> _What to work on_: Gather up the lines that contain "Receiving".

[Stored data]
══════════════════════════════
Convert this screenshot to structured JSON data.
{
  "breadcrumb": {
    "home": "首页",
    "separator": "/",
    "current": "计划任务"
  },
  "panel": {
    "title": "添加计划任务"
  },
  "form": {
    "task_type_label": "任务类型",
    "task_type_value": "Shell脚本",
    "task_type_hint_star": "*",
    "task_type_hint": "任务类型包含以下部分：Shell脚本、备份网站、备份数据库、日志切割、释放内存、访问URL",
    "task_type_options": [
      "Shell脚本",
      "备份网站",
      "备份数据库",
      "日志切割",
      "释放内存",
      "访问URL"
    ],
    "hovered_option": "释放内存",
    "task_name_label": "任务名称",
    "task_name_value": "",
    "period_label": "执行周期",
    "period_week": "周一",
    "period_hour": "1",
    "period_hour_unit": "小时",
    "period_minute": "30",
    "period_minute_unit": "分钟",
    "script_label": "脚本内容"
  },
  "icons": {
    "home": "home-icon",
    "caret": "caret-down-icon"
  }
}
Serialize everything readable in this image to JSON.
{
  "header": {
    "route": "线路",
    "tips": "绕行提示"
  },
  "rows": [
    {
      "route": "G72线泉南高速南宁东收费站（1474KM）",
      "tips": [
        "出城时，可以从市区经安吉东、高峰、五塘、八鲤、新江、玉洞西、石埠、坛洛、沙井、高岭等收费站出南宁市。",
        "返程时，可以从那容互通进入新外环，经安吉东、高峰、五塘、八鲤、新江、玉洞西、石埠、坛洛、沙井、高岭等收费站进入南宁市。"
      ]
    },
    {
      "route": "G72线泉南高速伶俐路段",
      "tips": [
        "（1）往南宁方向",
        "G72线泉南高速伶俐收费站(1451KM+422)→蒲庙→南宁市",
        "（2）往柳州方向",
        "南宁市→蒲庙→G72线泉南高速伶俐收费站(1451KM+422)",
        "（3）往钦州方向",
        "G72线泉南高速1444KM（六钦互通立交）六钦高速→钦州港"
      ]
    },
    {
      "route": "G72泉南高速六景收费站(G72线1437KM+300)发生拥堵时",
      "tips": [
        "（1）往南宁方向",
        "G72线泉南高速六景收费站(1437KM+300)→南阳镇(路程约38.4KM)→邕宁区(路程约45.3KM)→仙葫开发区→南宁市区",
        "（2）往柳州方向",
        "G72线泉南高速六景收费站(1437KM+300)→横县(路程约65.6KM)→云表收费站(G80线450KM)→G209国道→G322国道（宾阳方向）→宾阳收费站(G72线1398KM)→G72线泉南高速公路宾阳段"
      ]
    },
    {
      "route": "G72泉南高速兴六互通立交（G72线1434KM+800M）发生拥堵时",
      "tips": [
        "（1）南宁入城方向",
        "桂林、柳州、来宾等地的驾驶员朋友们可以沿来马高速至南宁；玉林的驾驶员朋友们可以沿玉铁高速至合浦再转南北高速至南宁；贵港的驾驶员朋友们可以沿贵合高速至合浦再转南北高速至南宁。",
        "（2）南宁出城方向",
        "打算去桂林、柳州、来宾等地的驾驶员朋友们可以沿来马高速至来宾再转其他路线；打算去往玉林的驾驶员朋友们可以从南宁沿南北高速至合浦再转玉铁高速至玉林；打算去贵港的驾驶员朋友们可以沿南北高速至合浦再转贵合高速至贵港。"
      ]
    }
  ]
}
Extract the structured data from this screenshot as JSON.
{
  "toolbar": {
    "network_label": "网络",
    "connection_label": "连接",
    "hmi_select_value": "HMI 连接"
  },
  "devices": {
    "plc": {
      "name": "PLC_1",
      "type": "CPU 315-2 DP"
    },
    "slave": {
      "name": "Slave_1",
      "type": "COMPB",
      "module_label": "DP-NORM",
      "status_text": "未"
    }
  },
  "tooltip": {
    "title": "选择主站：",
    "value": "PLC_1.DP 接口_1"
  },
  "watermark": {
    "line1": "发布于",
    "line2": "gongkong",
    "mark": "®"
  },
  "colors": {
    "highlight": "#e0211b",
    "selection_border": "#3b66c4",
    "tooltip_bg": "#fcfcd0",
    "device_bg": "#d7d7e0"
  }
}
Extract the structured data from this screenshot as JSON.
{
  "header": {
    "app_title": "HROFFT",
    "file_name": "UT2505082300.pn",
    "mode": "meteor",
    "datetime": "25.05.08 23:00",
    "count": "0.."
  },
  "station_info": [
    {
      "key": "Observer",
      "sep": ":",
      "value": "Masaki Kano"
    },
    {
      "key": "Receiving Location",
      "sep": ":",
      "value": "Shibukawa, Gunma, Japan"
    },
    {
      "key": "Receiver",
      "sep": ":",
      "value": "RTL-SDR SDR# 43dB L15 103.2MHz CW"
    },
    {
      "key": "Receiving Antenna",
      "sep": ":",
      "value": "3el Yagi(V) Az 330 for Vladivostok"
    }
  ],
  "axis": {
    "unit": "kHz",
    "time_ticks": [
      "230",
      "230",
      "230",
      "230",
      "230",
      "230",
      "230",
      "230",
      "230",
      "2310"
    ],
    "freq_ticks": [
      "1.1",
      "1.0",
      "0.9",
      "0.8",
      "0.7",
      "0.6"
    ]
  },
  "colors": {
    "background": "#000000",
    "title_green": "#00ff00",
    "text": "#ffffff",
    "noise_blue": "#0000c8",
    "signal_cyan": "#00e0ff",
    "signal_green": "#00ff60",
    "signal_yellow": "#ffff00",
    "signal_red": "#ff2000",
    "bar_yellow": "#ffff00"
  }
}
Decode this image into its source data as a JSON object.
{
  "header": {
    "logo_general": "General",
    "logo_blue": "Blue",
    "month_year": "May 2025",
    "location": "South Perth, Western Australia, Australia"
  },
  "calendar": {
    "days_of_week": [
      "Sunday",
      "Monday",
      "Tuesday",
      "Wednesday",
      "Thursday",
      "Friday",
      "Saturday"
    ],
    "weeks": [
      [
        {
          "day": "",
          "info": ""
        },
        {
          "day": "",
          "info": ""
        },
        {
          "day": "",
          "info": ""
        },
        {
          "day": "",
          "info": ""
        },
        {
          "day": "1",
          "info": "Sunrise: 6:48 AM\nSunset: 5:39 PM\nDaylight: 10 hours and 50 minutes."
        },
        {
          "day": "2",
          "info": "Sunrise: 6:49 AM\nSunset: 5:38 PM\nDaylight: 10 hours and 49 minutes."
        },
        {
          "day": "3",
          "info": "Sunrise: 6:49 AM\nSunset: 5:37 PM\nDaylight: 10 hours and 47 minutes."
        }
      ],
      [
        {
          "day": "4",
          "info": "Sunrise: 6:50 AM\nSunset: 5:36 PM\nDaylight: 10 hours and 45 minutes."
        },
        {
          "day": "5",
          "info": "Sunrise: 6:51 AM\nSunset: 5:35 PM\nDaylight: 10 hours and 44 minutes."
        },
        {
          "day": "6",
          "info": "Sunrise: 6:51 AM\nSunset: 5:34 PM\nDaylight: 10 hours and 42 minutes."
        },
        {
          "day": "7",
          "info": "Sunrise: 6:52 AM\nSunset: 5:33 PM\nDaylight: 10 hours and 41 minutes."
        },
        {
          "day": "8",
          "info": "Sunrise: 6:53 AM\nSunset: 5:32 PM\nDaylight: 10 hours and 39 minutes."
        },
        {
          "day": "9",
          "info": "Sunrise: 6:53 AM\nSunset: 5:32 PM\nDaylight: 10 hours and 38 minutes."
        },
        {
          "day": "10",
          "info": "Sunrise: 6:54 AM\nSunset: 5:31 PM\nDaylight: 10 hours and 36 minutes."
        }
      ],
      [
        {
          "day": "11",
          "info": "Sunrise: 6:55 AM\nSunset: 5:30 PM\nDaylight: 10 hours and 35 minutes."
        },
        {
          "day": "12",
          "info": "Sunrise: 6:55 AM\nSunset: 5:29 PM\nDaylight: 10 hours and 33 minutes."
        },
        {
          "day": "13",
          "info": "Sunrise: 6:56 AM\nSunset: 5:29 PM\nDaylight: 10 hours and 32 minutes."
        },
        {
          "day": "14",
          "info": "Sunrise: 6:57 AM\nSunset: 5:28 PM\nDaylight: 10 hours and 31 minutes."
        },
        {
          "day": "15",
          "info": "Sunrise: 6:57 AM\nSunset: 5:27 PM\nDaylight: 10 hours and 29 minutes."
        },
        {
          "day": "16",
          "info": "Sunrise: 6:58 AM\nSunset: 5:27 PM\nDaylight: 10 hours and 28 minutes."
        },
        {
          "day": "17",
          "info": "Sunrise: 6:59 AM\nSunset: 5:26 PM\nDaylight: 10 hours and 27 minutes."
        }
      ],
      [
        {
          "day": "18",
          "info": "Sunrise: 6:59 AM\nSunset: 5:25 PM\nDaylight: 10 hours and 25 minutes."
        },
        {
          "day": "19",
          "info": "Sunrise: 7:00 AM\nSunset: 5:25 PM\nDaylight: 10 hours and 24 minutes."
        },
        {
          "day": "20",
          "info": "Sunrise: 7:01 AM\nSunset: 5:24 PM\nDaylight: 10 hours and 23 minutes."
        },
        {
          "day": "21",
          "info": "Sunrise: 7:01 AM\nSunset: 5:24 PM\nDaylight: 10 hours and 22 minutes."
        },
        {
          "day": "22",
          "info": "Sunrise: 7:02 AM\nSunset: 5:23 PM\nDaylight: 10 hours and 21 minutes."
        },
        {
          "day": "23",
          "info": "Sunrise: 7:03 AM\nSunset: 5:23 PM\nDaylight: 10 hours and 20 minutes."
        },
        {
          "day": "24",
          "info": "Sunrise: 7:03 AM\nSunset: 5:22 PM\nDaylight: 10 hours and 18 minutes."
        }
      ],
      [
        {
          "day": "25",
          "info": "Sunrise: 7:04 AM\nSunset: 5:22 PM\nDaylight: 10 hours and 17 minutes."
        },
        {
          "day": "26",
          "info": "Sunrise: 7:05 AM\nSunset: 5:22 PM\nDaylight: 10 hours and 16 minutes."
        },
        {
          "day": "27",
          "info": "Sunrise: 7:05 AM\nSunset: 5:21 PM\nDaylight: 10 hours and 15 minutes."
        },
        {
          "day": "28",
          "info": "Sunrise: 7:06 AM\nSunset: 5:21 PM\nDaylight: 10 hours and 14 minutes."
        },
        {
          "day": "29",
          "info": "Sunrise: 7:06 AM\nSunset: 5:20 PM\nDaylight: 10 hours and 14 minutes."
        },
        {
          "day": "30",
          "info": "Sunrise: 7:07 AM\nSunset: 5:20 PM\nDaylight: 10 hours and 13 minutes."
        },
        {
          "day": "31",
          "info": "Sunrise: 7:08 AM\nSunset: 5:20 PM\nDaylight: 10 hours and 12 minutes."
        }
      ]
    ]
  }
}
══════════════════════════════
> _Expected answer_:
      "key": "Receiving Location",
      "key": "Receiving Antenna",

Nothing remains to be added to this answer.